• [Your goal] Copy the records below word for word, leaving out the pictures.

• [Data]
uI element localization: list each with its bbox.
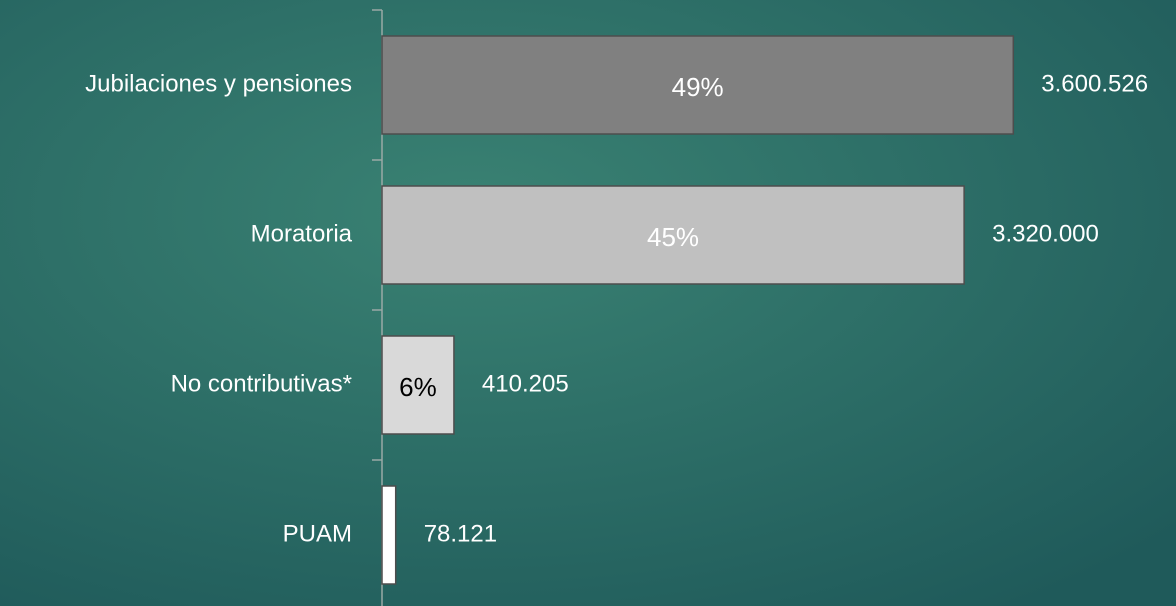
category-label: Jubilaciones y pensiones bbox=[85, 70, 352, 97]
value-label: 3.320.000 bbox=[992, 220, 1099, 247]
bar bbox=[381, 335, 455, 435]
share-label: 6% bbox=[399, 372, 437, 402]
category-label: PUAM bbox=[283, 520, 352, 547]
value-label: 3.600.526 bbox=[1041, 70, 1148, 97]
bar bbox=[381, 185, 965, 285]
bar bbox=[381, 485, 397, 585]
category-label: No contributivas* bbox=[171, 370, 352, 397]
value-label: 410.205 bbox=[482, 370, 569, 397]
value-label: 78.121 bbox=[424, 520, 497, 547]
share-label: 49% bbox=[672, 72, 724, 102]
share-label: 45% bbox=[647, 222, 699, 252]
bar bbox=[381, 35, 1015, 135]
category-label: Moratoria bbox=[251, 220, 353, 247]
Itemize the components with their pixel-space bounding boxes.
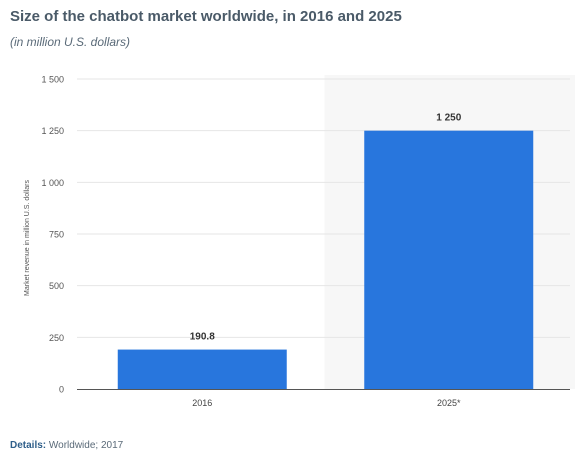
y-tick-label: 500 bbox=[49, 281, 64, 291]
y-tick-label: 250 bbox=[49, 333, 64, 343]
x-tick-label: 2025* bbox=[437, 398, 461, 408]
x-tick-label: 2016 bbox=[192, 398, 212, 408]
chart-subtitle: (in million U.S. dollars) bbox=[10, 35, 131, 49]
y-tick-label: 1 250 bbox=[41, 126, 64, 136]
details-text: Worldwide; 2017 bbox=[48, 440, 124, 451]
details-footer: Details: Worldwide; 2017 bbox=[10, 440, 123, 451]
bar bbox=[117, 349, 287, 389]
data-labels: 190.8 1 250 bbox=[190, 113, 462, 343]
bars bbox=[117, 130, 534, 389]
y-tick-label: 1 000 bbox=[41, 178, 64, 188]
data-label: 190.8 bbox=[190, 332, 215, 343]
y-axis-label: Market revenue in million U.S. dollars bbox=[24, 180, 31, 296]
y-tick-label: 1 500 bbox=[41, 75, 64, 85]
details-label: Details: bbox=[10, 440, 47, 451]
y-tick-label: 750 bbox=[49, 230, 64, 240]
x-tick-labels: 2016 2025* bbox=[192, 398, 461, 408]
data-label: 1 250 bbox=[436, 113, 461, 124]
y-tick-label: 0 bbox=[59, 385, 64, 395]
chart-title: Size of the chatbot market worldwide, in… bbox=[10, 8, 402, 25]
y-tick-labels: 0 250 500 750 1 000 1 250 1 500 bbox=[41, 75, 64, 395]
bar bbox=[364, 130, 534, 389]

• [Output below]
uI element localization: list each with its bbox.
category-label: Jubilaciones y pensiones bbox=[85, 70, 352, 97]
value-label: 3.320.000 bbox=[992, 220, 1099, 247]
bar bbox=[381, 335, 455, 435]
share-label: 6% bbox=[399, 372, 437, 402]
category-label: PUAM bbox=[283, 520, 352, 547]
value-label: 3.600.526 bbox=[1041, 70, 1148, 97]
bar bbox=[381, 185, 965, 285]
bar bbox=[381, 485, 397, 585]
category-label: No contributivas* bbox=[171, 370, 352, 397]
value-label: 410.205 bbox=[482, 370, 569, 397]
value-label: 78.121 bbox=[424, 520, 497, 547]
share-label: 49% bbox=[672, 72, 724, 102]
share-label: 45% bbox=[647, 222, 699, 252]
bar bbox=[381, 35, 1015, 135]
category-label: Moratoria bbox=[251, 220, 353, 247]
Itemize the components with their pixel-space bounding boxes.
y-tick-label: 500 bbox=[49, 281, 64, 291]
y-tick-label: 250 bbox=[49, 333, 64, 343]
x-tick-label: 2025* bbox=[437, 398, 461, 408]
x-tick-label: 2016 bbox=[192, 398, 212, 408]
chart-subtitle: (in million U.S. dollars) bbox=[10, 35, 131, 49]
y-tick-label: 1 250 bbox=[41, 126, 64, 136]
details-text: Worldwide; 2017 bbox=[48, 440, 124, 451]
details-footer: Details: Worldwide; 2017 bbox=[10, 440, 123, 451]
bar bbox=[117, 349, 287, 389]
data-labels: 190.8 1 250 bbox=[190, 113, 462, 343]
bars bbox=[117, 130, 534, 389]
y-tick-label: 1 000 bbox=[41, 178, 64, 188]
data-label: 190.8 bbox=[190, 332, 215, 343]
y-axis-label: Market revenue in million U.S. dollars bbox=[24, 180, 31, 296]
y-tick-label: 1 500 bbox=[41, 75, 64, 85]
details-label: Details: bbox=[10, 440, 47, 451]
y-tick-label: 750 bbox=[49, 230, 64, 240]
x-tick-labels: 2016 2025* bbox=[192, 398, 461, 408]
data-label: 1 250 bbox=[436, 113, 461, 124]
y-tick-label: 0 bbox=[59, 385, 64, 395]
chart-title: Size of the chatbot market worldwide, in… bbox=[10, 8, 402, 25]
y-tick-labels: 0 250 500 750 1 000 1 250 1 500 bbox=[41, 75, 64, 395]
bar bbox=[364, 130, 534, 389]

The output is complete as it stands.